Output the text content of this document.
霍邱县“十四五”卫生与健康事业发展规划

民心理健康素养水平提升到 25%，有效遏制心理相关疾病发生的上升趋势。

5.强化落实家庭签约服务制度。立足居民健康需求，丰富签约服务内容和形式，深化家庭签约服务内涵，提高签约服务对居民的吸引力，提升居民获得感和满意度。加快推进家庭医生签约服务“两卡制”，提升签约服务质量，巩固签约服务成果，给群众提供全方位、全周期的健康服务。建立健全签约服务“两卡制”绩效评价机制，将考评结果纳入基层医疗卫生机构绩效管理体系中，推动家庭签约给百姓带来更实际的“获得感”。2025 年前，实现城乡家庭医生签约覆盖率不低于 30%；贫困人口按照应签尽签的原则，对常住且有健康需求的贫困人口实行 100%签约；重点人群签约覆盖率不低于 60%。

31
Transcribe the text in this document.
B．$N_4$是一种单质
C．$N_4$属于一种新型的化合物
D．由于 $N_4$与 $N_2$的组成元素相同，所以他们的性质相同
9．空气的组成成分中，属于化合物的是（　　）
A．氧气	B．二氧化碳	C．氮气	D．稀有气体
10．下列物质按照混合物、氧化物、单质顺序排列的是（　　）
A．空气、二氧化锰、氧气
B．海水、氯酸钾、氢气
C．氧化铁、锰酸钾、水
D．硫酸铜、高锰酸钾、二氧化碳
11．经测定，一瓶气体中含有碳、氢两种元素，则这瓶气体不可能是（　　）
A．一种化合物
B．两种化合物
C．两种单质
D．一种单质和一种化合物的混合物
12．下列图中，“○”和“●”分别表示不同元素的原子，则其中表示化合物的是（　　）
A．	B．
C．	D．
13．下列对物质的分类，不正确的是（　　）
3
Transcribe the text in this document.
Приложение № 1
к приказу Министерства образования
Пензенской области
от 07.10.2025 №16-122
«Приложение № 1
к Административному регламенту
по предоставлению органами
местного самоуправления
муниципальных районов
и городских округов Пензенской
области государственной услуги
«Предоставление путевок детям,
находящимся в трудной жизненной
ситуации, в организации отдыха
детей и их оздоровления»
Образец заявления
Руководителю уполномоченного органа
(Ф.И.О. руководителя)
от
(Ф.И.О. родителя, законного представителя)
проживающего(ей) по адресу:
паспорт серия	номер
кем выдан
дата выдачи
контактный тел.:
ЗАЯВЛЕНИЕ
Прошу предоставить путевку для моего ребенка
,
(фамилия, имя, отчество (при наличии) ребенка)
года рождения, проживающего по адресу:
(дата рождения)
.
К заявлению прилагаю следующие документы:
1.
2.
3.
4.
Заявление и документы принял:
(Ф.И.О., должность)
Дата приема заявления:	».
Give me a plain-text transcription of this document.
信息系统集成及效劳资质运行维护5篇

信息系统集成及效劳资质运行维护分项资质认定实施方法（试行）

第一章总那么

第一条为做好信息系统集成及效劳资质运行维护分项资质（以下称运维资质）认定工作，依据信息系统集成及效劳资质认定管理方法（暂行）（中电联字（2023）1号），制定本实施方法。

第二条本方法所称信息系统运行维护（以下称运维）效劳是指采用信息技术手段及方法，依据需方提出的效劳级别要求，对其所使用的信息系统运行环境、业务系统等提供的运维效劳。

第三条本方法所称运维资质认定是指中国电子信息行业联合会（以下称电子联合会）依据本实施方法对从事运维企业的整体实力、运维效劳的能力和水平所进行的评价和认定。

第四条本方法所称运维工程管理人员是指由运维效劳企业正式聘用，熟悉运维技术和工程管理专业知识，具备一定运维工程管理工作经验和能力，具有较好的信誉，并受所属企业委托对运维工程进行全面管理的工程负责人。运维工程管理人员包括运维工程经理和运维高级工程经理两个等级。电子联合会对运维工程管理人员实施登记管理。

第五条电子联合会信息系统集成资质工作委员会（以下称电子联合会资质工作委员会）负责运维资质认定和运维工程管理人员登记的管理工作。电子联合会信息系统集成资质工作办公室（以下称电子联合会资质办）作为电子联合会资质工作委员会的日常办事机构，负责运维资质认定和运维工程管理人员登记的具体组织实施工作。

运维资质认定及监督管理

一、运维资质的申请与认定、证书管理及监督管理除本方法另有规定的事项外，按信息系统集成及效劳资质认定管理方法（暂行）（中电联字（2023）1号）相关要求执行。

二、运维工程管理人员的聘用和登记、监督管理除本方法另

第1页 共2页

§ §

What the task asks: Count the lines in the material above where the string "области" appears, then state only that count.

Written response: 2